_Data shown_:
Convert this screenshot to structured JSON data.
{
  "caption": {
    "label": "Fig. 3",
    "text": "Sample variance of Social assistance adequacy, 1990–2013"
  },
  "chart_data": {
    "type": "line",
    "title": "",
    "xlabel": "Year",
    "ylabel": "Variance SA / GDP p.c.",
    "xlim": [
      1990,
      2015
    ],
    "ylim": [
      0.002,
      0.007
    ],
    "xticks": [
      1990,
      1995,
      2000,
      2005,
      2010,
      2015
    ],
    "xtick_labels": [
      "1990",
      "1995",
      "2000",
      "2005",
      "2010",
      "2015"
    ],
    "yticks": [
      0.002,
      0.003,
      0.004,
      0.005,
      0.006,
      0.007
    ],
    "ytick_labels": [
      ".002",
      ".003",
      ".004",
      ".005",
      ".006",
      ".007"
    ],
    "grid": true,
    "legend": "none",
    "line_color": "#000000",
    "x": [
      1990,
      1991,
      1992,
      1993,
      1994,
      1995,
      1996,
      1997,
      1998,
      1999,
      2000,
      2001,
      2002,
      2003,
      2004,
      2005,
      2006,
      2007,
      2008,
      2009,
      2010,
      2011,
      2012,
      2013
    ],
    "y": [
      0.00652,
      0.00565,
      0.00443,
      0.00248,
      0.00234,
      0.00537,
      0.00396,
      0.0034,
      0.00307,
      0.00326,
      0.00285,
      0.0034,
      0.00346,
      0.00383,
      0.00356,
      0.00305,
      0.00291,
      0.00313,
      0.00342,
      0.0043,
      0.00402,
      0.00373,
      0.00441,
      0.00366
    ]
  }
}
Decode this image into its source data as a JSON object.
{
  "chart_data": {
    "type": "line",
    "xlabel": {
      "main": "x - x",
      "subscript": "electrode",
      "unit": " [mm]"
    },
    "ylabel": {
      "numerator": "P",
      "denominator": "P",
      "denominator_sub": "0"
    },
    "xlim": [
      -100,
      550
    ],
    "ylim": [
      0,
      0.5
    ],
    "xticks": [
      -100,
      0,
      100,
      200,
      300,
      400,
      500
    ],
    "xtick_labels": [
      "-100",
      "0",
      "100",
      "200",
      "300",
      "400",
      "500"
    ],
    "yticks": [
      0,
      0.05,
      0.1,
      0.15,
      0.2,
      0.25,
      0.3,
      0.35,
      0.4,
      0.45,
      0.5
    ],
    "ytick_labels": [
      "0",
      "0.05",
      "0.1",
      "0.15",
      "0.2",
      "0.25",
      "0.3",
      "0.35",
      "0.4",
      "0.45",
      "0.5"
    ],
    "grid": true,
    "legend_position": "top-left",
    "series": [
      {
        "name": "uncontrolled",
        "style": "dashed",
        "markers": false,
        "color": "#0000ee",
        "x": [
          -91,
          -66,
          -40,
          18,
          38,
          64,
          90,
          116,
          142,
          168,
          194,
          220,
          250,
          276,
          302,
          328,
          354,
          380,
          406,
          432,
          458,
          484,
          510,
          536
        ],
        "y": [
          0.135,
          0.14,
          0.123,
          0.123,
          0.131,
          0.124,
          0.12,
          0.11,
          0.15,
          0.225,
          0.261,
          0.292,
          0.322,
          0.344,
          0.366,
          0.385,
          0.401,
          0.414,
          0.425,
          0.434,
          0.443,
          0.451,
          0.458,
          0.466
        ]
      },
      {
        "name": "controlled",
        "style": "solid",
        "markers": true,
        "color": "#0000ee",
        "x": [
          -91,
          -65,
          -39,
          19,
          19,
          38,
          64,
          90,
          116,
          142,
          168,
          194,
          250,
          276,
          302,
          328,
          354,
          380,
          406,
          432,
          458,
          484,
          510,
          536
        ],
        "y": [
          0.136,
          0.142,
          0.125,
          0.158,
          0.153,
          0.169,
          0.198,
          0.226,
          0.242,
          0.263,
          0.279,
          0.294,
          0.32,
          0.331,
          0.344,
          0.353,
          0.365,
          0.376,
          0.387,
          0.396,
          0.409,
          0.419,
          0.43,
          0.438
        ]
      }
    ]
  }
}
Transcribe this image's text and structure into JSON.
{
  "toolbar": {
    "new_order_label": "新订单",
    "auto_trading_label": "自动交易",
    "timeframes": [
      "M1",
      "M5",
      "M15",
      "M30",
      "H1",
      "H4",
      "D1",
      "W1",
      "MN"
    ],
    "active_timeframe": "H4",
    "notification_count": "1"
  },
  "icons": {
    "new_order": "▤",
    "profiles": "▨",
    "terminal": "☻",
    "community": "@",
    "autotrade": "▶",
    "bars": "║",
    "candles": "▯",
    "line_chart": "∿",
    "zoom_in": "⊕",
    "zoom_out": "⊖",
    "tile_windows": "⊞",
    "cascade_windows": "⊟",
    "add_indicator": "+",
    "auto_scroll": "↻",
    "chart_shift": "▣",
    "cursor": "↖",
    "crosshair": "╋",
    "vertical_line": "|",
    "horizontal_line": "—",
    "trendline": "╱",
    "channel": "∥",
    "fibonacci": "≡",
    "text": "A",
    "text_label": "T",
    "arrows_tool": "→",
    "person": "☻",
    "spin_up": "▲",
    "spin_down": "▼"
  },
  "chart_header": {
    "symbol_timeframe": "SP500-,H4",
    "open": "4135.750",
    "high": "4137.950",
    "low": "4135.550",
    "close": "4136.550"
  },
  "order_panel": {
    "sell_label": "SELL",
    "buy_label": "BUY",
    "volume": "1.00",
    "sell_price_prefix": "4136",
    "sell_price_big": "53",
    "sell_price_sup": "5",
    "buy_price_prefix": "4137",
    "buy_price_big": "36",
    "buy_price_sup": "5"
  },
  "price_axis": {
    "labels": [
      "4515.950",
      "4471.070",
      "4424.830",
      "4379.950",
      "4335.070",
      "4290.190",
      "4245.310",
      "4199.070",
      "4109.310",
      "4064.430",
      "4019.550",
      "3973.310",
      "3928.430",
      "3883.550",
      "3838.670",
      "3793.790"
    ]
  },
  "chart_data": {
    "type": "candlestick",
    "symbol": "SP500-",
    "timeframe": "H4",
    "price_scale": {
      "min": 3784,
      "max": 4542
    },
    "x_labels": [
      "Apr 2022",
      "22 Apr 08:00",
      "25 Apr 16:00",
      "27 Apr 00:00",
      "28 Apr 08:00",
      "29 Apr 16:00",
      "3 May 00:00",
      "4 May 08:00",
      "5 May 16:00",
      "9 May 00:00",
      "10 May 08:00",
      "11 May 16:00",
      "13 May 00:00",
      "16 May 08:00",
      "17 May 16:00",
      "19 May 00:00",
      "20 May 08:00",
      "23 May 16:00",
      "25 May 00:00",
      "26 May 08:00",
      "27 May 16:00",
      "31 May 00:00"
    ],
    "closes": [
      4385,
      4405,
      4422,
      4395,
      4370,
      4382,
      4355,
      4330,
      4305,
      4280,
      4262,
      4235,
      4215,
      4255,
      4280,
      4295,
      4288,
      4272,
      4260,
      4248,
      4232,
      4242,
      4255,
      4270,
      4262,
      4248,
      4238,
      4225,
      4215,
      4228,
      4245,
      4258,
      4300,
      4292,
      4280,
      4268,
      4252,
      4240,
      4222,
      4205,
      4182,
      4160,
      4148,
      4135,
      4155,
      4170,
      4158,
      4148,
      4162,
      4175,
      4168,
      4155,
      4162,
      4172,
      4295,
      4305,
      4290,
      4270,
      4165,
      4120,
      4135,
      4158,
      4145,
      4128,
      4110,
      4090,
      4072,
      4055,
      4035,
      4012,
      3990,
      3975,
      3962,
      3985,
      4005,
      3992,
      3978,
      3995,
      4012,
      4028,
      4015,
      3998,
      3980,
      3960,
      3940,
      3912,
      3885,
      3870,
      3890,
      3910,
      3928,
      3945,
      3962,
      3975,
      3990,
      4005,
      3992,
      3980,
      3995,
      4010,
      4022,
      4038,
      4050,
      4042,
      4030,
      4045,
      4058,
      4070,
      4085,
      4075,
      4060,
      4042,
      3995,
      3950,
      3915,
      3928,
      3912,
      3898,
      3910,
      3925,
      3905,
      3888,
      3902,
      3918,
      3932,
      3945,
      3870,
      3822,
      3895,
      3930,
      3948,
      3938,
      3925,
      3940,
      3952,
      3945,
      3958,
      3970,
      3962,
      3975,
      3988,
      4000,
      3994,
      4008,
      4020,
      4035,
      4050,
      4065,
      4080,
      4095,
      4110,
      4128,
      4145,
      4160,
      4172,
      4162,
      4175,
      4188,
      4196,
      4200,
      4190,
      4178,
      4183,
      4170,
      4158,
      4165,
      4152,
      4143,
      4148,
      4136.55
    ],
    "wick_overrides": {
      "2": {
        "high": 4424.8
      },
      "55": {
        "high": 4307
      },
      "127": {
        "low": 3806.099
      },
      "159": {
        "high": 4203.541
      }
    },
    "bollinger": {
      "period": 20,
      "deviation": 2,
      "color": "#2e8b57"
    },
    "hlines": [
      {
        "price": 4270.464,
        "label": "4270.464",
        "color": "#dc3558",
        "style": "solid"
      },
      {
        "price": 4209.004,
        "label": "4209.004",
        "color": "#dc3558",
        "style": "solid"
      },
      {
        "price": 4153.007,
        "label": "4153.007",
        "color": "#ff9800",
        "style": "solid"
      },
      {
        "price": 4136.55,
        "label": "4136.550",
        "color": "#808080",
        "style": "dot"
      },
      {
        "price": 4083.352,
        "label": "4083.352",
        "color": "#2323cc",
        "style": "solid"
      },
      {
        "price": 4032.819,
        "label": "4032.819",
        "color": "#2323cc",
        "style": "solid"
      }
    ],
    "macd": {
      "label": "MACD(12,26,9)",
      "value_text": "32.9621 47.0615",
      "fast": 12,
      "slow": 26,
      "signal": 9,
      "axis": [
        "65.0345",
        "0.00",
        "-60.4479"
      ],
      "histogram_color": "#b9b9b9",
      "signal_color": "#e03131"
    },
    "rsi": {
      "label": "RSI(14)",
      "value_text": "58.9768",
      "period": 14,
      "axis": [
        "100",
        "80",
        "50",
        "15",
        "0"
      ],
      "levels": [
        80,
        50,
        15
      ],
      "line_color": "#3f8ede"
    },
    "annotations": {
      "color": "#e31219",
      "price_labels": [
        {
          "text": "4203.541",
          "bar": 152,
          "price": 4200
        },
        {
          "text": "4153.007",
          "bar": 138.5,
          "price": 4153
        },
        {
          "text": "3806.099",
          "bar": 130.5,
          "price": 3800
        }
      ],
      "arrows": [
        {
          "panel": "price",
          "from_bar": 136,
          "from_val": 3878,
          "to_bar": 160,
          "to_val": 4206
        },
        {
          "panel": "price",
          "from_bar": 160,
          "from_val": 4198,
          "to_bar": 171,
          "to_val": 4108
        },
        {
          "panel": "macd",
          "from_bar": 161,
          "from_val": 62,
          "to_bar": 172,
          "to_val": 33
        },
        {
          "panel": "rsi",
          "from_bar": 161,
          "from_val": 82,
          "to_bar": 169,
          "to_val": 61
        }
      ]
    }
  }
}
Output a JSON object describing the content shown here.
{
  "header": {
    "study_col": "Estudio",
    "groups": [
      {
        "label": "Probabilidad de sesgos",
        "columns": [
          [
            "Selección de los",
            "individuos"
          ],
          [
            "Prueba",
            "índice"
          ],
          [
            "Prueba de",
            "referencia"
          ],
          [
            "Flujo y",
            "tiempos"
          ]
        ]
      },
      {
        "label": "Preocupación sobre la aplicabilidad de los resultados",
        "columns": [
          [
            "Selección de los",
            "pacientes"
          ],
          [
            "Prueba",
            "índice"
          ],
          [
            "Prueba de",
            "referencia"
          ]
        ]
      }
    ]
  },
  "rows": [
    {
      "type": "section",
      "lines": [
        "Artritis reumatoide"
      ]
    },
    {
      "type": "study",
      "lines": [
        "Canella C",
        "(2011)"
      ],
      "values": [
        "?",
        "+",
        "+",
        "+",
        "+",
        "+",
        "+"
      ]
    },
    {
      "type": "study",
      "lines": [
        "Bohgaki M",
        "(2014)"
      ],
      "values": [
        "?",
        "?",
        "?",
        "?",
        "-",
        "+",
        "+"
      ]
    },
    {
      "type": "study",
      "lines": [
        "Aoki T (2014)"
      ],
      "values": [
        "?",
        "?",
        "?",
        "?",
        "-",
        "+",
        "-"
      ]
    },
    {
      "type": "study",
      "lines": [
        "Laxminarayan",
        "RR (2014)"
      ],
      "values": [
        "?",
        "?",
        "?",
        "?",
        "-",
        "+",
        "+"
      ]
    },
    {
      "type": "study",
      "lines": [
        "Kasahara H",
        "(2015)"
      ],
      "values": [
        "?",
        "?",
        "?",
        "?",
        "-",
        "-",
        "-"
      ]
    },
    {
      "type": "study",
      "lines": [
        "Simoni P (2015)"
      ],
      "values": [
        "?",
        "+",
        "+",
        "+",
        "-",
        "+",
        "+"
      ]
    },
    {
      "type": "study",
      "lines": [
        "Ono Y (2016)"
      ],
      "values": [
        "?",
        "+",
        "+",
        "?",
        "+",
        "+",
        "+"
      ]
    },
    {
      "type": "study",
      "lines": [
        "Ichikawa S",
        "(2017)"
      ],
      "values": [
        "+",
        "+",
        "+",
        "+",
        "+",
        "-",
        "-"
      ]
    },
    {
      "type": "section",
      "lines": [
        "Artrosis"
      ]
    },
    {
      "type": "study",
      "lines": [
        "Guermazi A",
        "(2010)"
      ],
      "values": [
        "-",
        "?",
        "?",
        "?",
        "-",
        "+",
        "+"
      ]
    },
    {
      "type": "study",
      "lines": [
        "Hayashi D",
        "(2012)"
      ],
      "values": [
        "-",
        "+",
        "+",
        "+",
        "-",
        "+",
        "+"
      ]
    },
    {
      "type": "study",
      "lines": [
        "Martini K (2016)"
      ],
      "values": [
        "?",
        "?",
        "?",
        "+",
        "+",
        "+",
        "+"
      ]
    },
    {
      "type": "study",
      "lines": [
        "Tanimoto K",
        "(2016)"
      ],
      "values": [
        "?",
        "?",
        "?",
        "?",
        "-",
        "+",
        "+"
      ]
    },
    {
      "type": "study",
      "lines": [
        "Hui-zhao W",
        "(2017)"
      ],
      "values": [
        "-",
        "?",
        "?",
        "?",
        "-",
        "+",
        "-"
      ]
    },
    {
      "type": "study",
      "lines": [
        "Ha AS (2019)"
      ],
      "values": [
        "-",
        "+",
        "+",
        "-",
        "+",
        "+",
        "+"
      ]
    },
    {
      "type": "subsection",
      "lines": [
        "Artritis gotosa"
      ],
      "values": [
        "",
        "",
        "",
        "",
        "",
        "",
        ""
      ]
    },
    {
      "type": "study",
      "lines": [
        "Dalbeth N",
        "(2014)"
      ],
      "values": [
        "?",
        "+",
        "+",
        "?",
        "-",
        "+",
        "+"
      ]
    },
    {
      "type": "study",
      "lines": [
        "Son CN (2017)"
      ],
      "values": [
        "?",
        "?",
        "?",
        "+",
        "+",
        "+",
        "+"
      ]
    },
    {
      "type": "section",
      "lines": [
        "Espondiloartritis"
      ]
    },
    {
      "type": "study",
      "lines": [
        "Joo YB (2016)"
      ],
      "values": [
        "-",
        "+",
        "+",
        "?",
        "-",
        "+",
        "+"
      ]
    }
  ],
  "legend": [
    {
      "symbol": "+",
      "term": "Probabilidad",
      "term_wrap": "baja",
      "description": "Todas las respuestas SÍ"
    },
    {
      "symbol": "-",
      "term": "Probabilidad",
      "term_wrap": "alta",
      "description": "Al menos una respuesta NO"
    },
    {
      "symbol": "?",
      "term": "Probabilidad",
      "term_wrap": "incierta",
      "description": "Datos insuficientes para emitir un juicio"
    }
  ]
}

_Task instructions_: Locate all lines holding the word "this", then copy them out.

_Problem solution_:
Convert this screenshot to structured JSON data.
Decode this image into its source data as a JSON object.
Transcribe this image's text and structure into JSON.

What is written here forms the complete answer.